**Data records**.
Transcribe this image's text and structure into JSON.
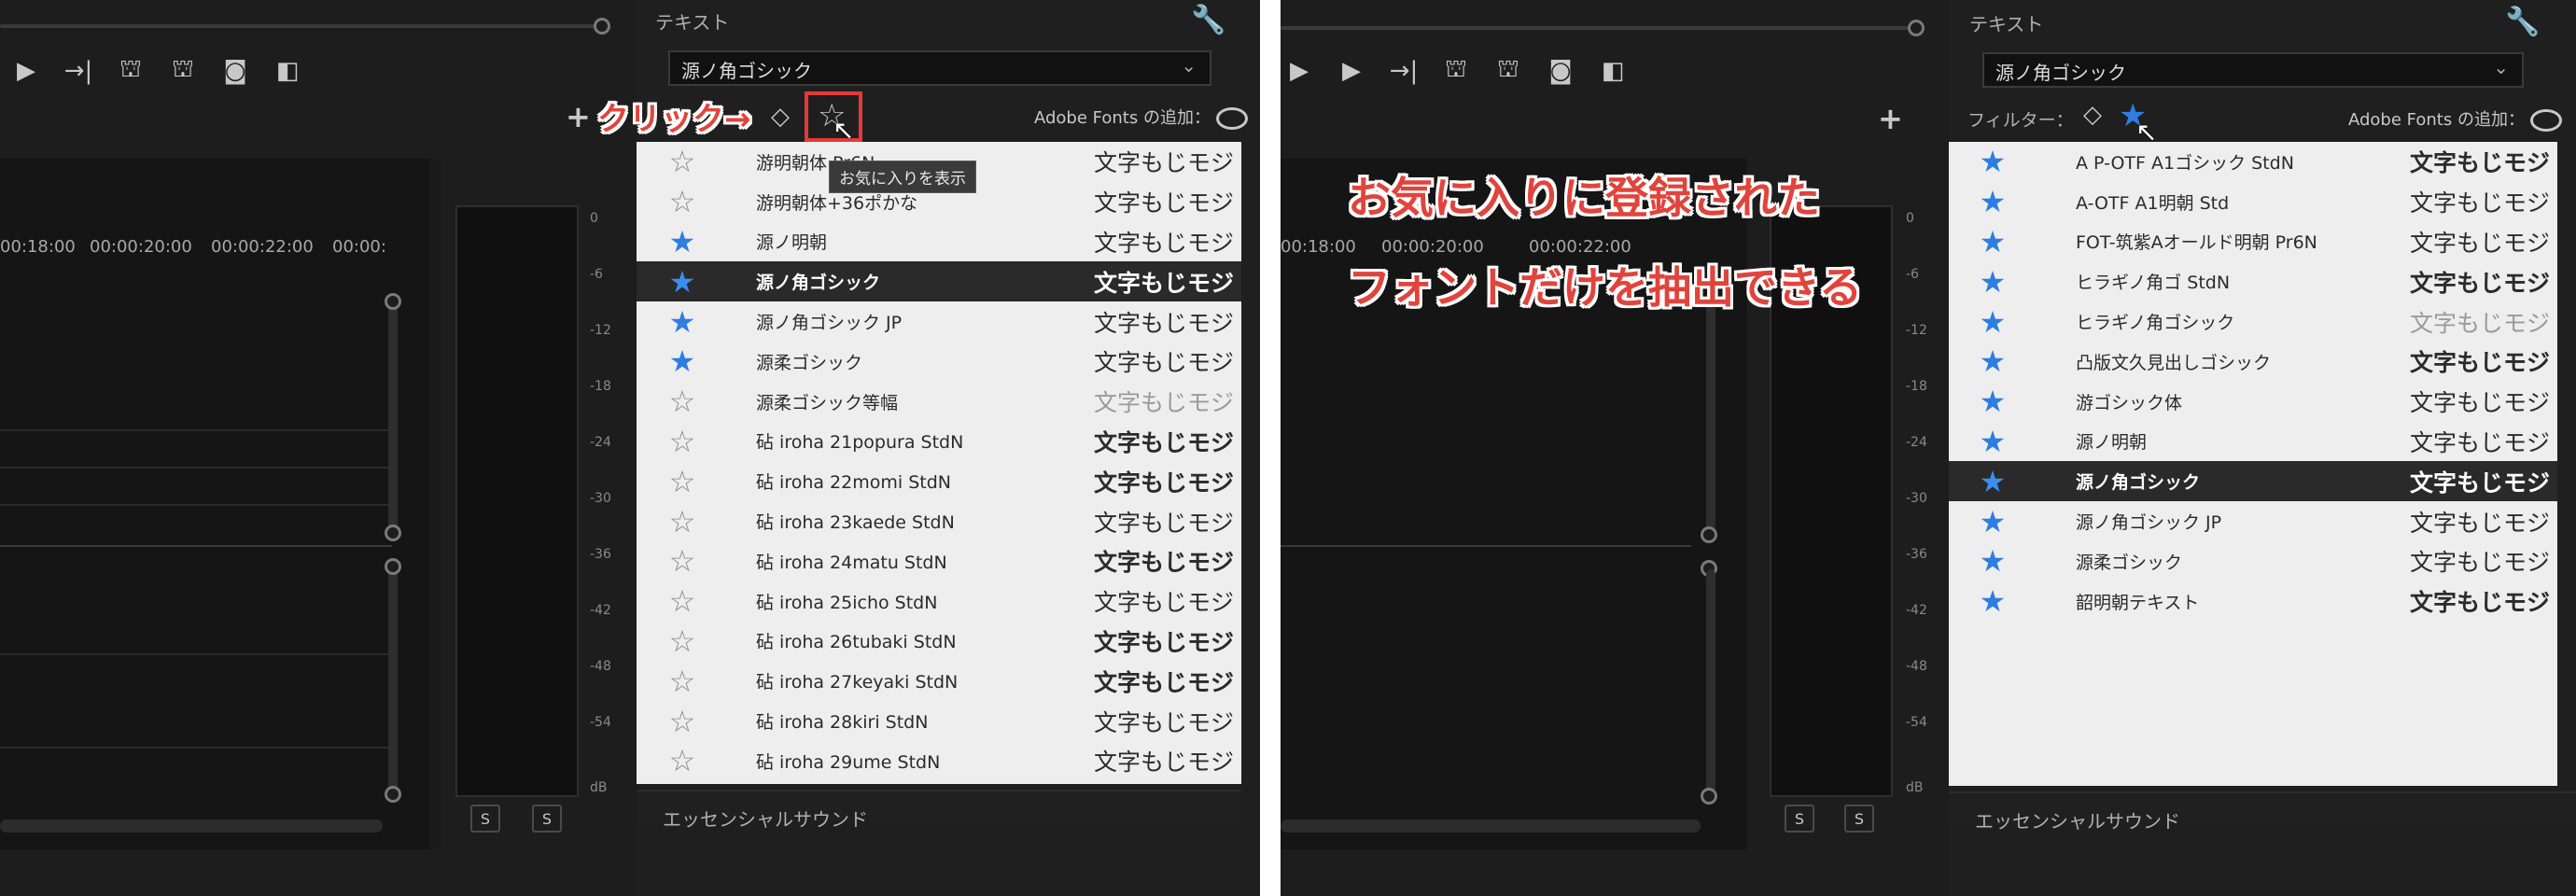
{
  "annotation_click": "クリック→",
  "annotation_result": [
    "お気に入りに登録された",
    "フォントだけを抽出できる"
  ],
  "tooltip": "お気に入りを表示",
  "panel_title": "テキスト",
  "font_dropdown": "源ノ角ゴシック",
  "adobe_fonts_label": "Adobe Fonts の追加：",
  "filter_label": "フィルター：",
  "essential_sound": "エッセンシャルサウンド",
  "timecodes": [
    "00:18:00",
    "00:00:20:00",
    "00:00:22:00",
    "00:00:"
  ],
  "meter_scale": [
    "0",
    "-6",
    "-12",
    "-18",
    "-24",
    "-30",
    "-36",
    "-42",
    "-48",
    "-54",
    "dB"
  ],
  "solo_buttons": [
    "S",
    "S"
  ],
  "sample_text": "文字もじモジ",
  "colors": {
    "favorite_star": "#2e7de0",
    "annotation": "#e0443c",
    "selected_row": "#2a2a2a"
  },
  "left_fonts": [
    {
      "name": "游明朝体 Pr6N",
      "fav": false,
      "sel": false,
      "style": "normal"
    },
    {
      "name": "游明朝体+36ポかな",
      "fav": false,
      "sel": false,
      "style": "normal"
    },
    {
      "name": "源ノ明朝",
      "fav": true,
      "sel": false,
      "style": "normal"
    },
    {
      "name": "源ノ角ゴシック",
      "fav": true,
      "sel": true,
      "style": "bold"
    },
    {
      "name": "源ノ角ゴシック JP",
      "fav": true,
      "sel": false,
      "style": "normal"
    },
    {
      "name": "源柔ゴシック",
      "fav": true,
      "sel": false,
      "style": "normal"
    },
    {
      "name": "源柔ゴシック等幅",
      "fav": false,
      "sel": false,
      "style": "gray"
    },
    {
      "name": "砧 iroha 21popura StdN",
      "fav": false,
      "sel": false,
      "style": "bold"
    },
    {
      "name": "砧 iroha 22momi StdN",
      "fav": false,
      "sel": false,
      "style": "bold"
    },
    {
      "name": "砧 iroha 23kaede StdN",
      "fav": false,
      "sel": false,
      "style": "normal"
    },
    {
      "name": "砧 iroha 24matu StdN",
      "fav": false,
      "sel": false,
      "style": "bold"
    },
    {
      "name": "砧 iroha 25icho StdN",
      "fav": false,
      "sel": false,
      "style": "normal"
    },
    {
      "name": "砧 iroha 26tubaki StdN",
      "fav": false,
      "sel": false,
      "style": "bold"
    },
    {
      "name": "砧 iroha 27keyaki StdN",
      "fav": false,
      "sel": false,
      "style": "bold"
    },
    {
      "name": "砧 iroha 28kiri StdN",
      "fav": false,
      "sel": false,
      "style": "normal"
    },
    {
      "name": "砧 iroha 29ume StdN",
      "fav": false,
      "sel": false,
      "style": "normal"
    }
  ],
  "right_fonts": [
    {
      "name": "A P-OTF A1ゴシック StdN",
      "fav": true,
      "sel": false,
      "style": "bold"
    },
    {
      "name": "A-OTF A1明朝 Std",
      "fav": true,
      "sel": false,
      "style": "normal"
    },
    {
      "name": "FOT-筑紫Aオールド明朝 Pr6N",
      "fav": true,
      "sel": false,
      "style": "normal"
    },
    {
      "name": "ヒラギノ角ゴ StdN",
      "fav": true,
      "sel": false,
      "style": "bold"
    },
    {
      "name": "ヒラギノ角ゴシック",
      "fav": true,
      "sel": false,
      "style": "gray"
    },
    {
      "name": "凸版文久見出しゴシック",
      "fav": true,
      "sel": false,
      "style": "bold"
    },
    {
      "name": "游ゴシック体",
      "fav": true,
      "sel": false,
      "style": "normal"
    },
    {
      "name": "源ノ明朝",
      "fav": true,
      "sel": false,
      "style": "normal"
    },
    {
      "name": "源ノ角ゴシック",
      "fav": true,
      "sel": true,
      "style": "bold"
    },
    {
      "name": "源ノ角ゴシック JP",
      "fav": true,
      "sel": false,
      "style": "normal"
    },
    {
      "name": "源柔ゴシック",
      "fav": true,
      "sel": false,
      "style": "normal"
    },
    {
      "name": "韶明朝テキスト",
      "fav": true,
      "sel": false,
      "style": "bold"
    }
  ]
}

**Task details**.
Every line of the material is to be quoted exactly, with no pictures carried over.

**Finished exercise**.
Transcribe this image's text and structure into JSON.
{
  "annotation_click": "クリック→",
  "annotation_result": [
    "お気に入りに登録された",
    "フォントだけを抽出できる"
  ],
  "tooltip": "お気に入りを表示",
  "panel_title": "テキスト",
  "font_dropdown": "源ノ角ゴシック",
  "adobe_fonts_label": "Adobe Fonts の追加：",
  "filter_label": "フィルター：",
  "essential_sound": "エッセンシャルサウンド",
  "timecodes": [
    "00:18:00",
    "00:00:20:00",
    "00:00:22:00",
    "00:00:"
  ],
  "meter_scale": [
    "0",
    "-6",
    "-12",
    "-18",
    "-24",
    "-30",
    "-36",
    "-42",
    "-48",
    "-54",
    "dB"
  ],
  "solo_buttons": [
    "S",
    "S"
  ],
  "sample_text": "文字もじモジ",
  "colors": {
    "favorite_star": "#2e7de0",
    "annotation": "#e0443c",
    "selected_row": "#2a2a2a"
  },
  "left_fonts": [
    {
      "name": "游明朝体 Pr6N",
      "fav": false,
      "sel": false,
      "style": "normal"
    },
    {
      "name": "游明朝体+36ポかな",
      "fav": false,
      "sel": false,
      "style": "normal"
    },
    {
      "name": "源ノ明朝",
      "fav": true,
      "sel": false,
      "style": "normal"
    },
    {
      "name": "源ノ角ゴシック",
      "fav": true,
      "sel": true,
      "style": "bold"
    },
    {
      "name": "源ノ角ゴシック JP",
      "fav": true,
      "sel": false,
      "style": "normal"
    },
    {
      "name": "源柔ゴシック",
      "fav": true,
      "sel": false,
      "style": "normal"
    },
    {
      "name": "源柔ゴシック等幅",
      "fav": false,
      "sel": false,
      "style": "gray"
    },
    {
      "name": "砧 iroha 21popura StdN",
      "fav": false,
      "sel": false,
      "style": "bold"
    },
    {
      "name": "砧 iroha 22momi StdN",
      "fav": false,
      "sel": false,
      "style": "bold"
    },
    {
      "name": "砧 iroha 23kaede StdN",
      "fav": false,
      "sel": false,
      "style": "normal"
    },
    {
      "name": "砧 iroha 24matu StdN",
      "fav": false,
      "sel": false,
      "style": "bold"
    },
    {
      "name": "砧 iroha 25icho StdN",
      "fav": false,
      "sel": false,
      "style": "normal"
    },
    {
      "name": "砧 iroha 26tubaki StdN",
      "fav": false,
      "sel": false,
      "style": "bold"
    },
    {
      "name": "砧 iroha 27keyaki StdN",
      "fav": false,
      "sel": false,
      "style": "bold"
    },
    {
      "name": "砧 iroha 28kiri StdN",
      "fav": false,
      "sel": false,
      "style": "normal"
    },
    {
      "name": "砧 iroha 29ume StdN",
      "fav": false,
      "sel": false,
      "style": "normal"
    }
  ],
  "right_fonts": [
    {
      "name": "A P-OTF A1ゴシック StdN",
      "fav": true,
      "sel": false,
      "style": "bold"
    },
    {
      "name": "A-OTF A1明朝 Std",
      "fav": true,
      "sel": false,
      "style": "normal"
    },
    {
      "name": "FOT-筑紫Aオールド明朝 Pr6N",
      "fav": true,
      "sel": false,
      "style": "normal"
    },
    {
      "name": "ヒラギノ角ゴ StdN",
      "fav": true,
      "sel": false,
      "style": "bold"
    },
    {
      "name": "ヒラギノ角ゴシック",
      "fav": true,
      "sel": false,
      "style": "gray"
    },
    {
      "name": "凸版文久見出しゴシック",
      "fav": true,
      "sel": false,
      "style": "bold"
    },
    {
      "name": "游ゴシック体",
      "fav": true,
      "sel": false,
      "style": "normal"
    },
    {
      "name": "源ノ明朝",
      "fav": true,
      "sel": false,
      "style": "normal"
    },
    {
      "name": "源ノ角ゴシック",
      "fav": true,
      "sel": true,
      "style": "bold"
    },
    {
      "name": "源ノ角ゴシック JP",
      "fav": true,
      "sel": false,
      "style": "normal"
    },
    {
      "name": "源柔ゴシック",
      "fav": true,
      "sel": false,
      "style": "normal"
    },
    {
      "name": "韶明朝テキスト",
      "fav": true,
      "sel": false,
      "style": "bold"
    }
  ]
}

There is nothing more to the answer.